Problem details: Scan the entries that follow for the word "color", then report every line in which it appears.

[Provided records Boundary: Start]

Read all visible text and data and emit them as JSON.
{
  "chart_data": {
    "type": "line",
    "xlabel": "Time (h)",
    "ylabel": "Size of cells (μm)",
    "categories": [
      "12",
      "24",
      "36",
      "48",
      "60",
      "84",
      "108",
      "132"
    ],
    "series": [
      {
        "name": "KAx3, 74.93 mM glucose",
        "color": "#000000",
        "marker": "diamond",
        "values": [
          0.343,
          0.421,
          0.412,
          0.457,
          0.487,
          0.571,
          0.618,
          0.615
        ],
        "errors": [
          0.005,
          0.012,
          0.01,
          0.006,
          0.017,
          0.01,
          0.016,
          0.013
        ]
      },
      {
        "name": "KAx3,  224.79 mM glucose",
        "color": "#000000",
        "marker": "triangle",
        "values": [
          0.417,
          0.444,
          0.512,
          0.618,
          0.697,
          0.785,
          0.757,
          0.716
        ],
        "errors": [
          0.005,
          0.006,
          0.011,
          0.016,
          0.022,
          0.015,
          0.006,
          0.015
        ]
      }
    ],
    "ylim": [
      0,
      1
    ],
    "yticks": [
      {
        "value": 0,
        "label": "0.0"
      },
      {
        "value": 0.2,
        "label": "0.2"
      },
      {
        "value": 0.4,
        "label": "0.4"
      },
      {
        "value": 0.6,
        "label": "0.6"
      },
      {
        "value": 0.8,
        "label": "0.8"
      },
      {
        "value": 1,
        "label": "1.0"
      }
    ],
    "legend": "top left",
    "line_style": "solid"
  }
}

[Provided records Boundary: End]
[Provided records Boundary: Start]

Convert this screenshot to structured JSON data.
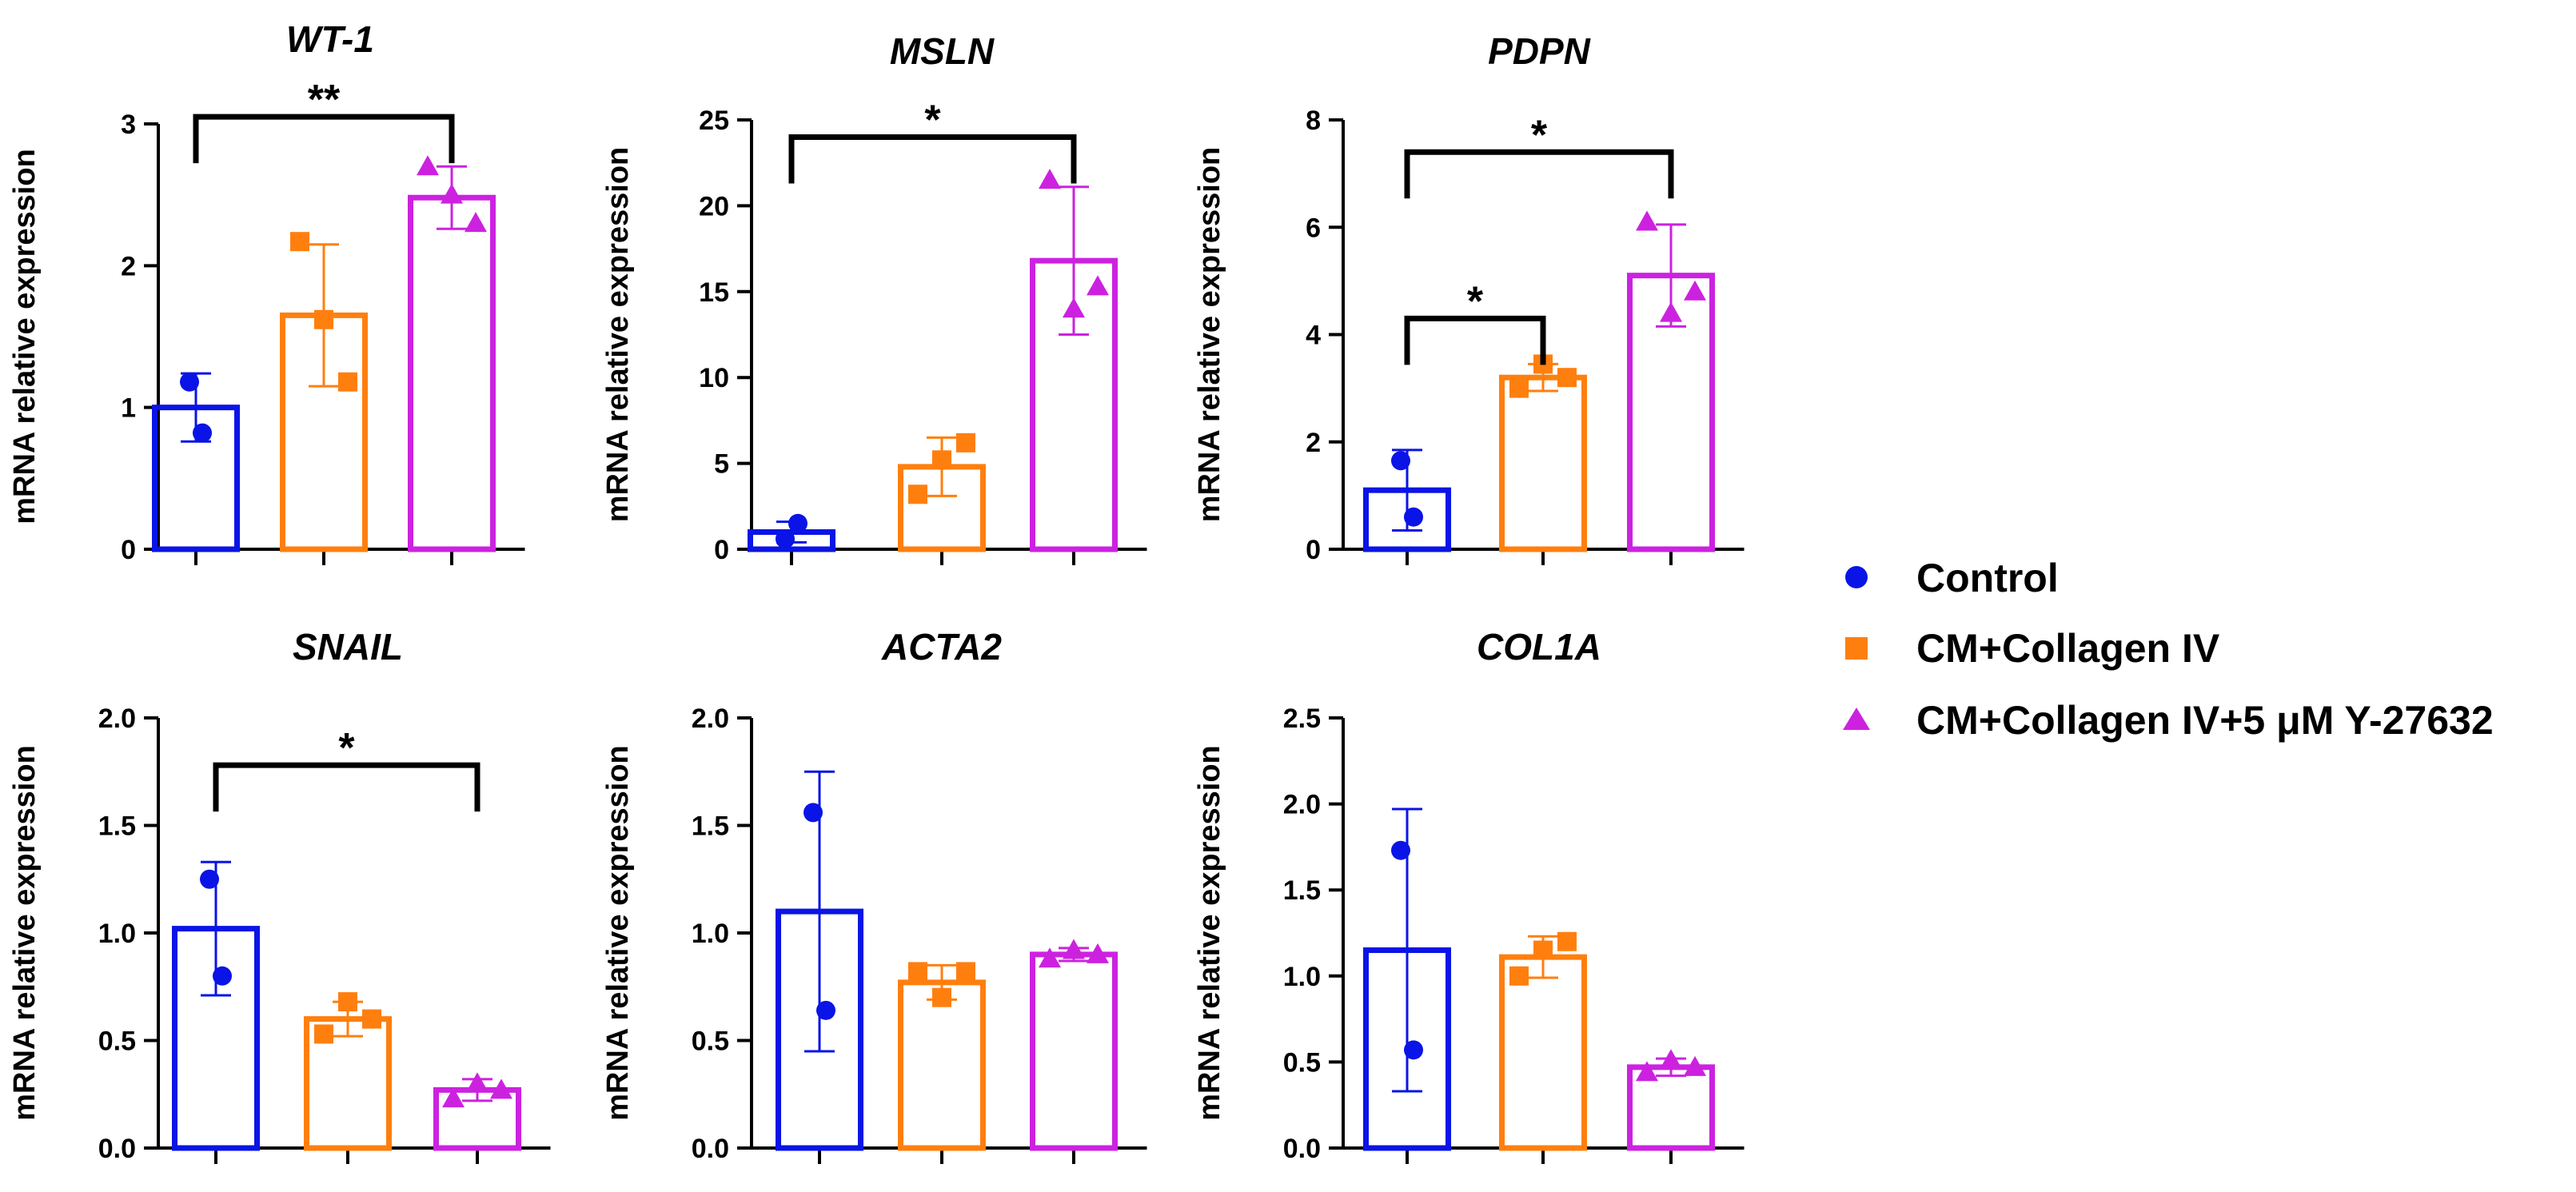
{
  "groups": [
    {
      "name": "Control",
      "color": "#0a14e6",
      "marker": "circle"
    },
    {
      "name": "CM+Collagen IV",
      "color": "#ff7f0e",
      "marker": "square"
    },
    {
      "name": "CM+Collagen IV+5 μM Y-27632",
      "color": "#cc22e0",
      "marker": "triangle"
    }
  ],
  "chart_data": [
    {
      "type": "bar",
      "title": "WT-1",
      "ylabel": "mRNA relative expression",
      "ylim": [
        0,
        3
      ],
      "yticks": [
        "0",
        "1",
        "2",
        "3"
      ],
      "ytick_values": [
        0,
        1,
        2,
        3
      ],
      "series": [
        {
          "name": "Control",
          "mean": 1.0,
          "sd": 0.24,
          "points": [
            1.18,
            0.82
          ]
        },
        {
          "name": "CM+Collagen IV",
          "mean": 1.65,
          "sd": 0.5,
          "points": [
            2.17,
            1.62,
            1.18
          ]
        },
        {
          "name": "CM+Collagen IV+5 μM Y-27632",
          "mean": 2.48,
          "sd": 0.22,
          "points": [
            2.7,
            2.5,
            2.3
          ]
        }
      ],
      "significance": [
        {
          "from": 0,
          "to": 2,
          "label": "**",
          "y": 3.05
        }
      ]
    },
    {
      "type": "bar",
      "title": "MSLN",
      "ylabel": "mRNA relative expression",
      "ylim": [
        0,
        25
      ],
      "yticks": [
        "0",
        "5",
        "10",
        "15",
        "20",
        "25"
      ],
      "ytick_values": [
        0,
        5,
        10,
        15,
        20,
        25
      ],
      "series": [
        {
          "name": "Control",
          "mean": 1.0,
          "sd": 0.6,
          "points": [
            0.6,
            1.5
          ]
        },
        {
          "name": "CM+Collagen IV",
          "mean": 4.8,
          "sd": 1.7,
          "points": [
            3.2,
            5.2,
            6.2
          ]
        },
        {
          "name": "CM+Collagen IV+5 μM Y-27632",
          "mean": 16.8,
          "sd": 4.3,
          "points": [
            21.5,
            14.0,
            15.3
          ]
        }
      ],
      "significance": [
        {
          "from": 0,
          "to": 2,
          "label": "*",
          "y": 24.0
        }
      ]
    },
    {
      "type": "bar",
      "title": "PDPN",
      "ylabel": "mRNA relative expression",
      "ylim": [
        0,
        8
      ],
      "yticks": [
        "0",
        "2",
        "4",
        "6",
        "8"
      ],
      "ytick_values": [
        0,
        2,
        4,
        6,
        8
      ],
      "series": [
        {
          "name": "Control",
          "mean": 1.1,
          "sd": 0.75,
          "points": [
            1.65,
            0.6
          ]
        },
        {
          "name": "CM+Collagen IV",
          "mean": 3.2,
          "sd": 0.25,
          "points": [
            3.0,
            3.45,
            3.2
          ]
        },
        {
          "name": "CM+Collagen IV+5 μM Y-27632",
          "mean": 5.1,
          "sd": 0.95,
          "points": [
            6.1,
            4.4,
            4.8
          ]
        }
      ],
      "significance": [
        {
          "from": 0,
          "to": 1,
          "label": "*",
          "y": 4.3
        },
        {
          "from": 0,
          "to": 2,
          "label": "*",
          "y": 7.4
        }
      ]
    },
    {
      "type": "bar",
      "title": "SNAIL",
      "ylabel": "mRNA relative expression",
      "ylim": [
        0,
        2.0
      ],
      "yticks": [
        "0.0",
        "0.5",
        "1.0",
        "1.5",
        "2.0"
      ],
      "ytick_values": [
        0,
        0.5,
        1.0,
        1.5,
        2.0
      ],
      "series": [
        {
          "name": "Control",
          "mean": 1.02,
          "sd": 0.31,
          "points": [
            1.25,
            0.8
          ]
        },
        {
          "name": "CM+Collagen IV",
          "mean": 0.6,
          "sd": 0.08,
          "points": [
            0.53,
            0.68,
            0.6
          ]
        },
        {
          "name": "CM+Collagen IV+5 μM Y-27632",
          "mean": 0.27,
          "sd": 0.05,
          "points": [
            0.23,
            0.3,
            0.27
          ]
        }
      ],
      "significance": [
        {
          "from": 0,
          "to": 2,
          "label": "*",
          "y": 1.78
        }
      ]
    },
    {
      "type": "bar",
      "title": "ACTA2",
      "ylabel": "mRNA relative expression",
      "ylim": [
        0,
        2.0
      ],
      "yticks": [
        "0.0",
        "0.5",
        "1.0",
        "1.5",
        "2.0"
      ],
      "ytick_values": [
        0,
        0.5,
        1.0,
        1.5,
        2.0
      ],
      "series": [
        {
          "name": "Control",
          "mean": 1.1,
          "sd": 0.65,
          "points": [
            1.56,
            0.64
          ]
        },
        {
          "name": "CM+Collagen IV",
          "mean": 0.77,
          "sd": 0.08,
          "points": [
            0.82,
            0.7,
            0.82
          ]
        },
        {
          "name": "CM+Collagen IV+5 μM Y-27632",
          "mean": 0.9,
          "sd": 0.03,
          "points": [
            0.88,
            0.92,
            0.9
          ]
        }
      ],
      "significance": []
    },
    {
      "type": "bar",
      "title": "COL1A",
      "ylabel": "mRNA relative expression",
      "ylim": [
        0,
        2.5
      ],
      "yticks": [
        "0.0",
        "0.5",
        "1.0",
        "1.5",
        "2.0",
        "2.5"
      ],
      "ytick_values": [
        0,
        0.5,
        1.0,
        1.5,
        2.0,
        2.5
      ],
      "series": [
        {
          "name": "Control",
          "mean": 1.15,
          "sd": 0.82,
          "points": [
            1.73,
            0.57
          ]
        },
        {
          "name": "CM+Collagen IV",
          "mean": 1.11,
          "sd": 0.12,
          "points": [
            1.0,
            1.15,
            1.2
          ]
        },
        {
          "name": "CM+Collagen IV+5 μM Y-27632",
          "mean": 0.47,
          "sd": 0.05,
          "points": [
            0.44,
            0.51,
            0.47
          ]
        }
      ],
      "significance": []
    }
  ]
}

[Provided records Boundary: End]

Response to this task:
        "color": "#000000",
        "color": "#000000",
      "color": "#0a14e6",
      "color": "#ff7f0e",
      "color": "#cc22e0",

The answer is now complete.